TASK DATA:
-=-=-

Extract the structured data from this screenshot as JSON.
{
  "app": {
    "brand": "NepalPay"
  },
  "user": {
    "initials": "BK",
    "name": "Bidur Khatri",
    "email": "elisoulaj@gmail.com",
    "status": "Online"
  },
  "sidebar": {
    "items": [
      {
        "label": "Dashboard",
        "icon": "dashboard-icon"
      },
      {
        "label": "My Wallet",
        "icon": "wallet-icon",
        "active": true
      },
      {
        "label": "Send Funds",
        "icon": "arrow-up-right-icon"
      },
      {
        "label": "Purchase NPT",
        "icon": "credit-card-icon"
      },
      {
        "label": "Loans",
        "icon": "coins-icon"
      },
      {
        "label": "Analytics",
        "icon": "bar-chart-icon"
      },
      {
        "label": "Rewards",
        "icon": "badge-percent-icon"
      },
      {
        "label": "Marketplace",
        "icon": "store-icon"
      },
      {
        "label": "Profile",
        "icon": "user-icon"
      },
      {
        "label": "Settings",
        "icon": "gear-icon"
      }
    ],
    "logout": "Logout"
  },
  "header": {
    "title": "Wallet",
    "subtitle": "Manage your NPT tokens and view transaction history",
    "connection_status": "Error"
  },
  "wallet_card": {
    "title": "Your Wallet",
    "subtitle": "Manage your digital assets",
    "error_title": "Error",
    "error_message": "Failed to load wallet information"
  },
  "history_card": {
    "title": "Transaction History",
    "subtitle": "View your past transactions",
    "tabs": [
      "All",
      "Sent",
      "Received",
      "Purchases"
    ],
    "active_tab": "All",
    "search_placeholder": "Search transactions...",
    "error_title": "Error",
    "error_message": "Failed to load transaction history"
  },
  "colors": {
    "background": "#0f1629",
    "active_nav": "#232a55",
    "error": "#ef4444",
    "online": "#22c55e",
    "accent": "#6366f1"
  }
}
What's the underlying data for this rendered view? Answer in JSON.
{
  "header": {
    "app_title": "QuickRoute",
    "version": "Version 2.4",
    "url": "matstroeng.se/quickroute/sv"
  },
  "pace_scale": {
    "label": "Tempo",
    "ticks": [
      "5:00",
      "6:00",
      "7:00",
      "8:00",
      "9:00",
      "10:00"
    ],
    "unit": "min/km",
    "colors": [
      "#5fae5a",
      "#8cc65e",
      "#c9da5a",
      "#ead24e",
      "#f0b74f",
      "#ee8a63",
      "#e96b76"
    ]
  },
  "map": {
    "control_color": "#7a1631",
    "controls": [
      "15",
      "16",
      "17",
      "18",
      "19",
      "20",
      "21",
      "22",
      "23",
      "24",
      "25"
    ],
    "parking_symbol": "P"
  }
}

-=-=-

EXERCISE AIM:
Transcribe all of the material exactly. Omit nothing.

CORRECT RESULT:
Extract the structured data from this screenshot as JSON.
{
  "app": {
    "brand": "NepalPay"
  },
  "user": {
    "initials": "BK",
    "name": "Bidur Khatri",
    "email": "elisoulaj@gmail.com",
    "status": "Online"
  },
  "sidebar": {
    "items": [
      {
        "label": "Dashboard",
        "icon": "dashboard-icon"
      },
      {
        "label": "My Wallet",
        "icon": "wallet-icon",
        "active": true
      },
      {
        "label": "Send Funds",
        "icon": "arrow-up-right-icon"
      },
      {
        "label": "Purchase NPT",
        "icon": "credit-card-icon"
      },
      {
        "label": "Loans",
        "icon": "coins-icon"
      },
      {
        "label": "Analytics",
        "icon": "bar-chart-icon"
      },
      {
        "label": "Rewards",
        "icon": "badge-percent-icon"
      },
      {
        "label": "Marketplace",
        "icon": "store-icon"
      },
      {
        "label": "Profile",
        "icon": "user-icon"
      },
      {
        "label": "Settings",
        "icon": "gear-icon"
      }
    ],
    "logout": "Logout"
  },
  "header": {
    "title": "Wallet",
    "subtitle": "Manage your NPT tokens and view transaction history",
    "connection_status": "Error"
  },
  "wallet_card": {
    "title": "Your Wallet",
    "subtitle": "Manage your digital assets",
    "error_title": "Error",
    "error_message": "Failed to load wallet information"
  },
  "history_card": {
    "title": "Transaction History",
    "subtitle": "View your past transactions",
    "tabs": [
      "All",
      "Sent",
      "Received",
      "Purchases"
    ],
    "active_tab": "All",
    "search_placeholder": "Search transactions...",
    "error_title": "Error",
    "error_message": "Failed to load transaction history"
  },
  "colors": {
    "background": "#0f1629",
    "active_nav": "#232a55",
    "error": "#ef4444",
    "online": "#22c55e",
    "accent": "#6366f1"
  }
}
What's the underlying data for this rendered view? Answer in JSON.
{
  "header": {
    "app_title": "QuickRoute",
    "version": "Version 2.4",
    "url": "matstroeng.se/quickroute/sv"
  },
  "pace_scale": {
    "label": "Tempo",
    "ticks": [
      "5:00",
      "6:00",
      "7:00",
      "8:00",
      "9:00",
      "10:00"
    ],
    "unit": "min/km",
    "colors": [
      "#5fae5a",
      "#8cc65e",
      "#c9da5a",
      "#ead24e",
      "#f0b74f",
      "#ee8a63",
      "#e96b76"
    ]
  },
  "map": {
    "control_color": "#7a1631",
    "controls": [
      "15",
      "16",
      "17",
      "18",
      "19",
      "20",
      "21",
      "22",
      "23",
      "24",
      "25"
    ],
    "parking_symbol": "P"
  }
}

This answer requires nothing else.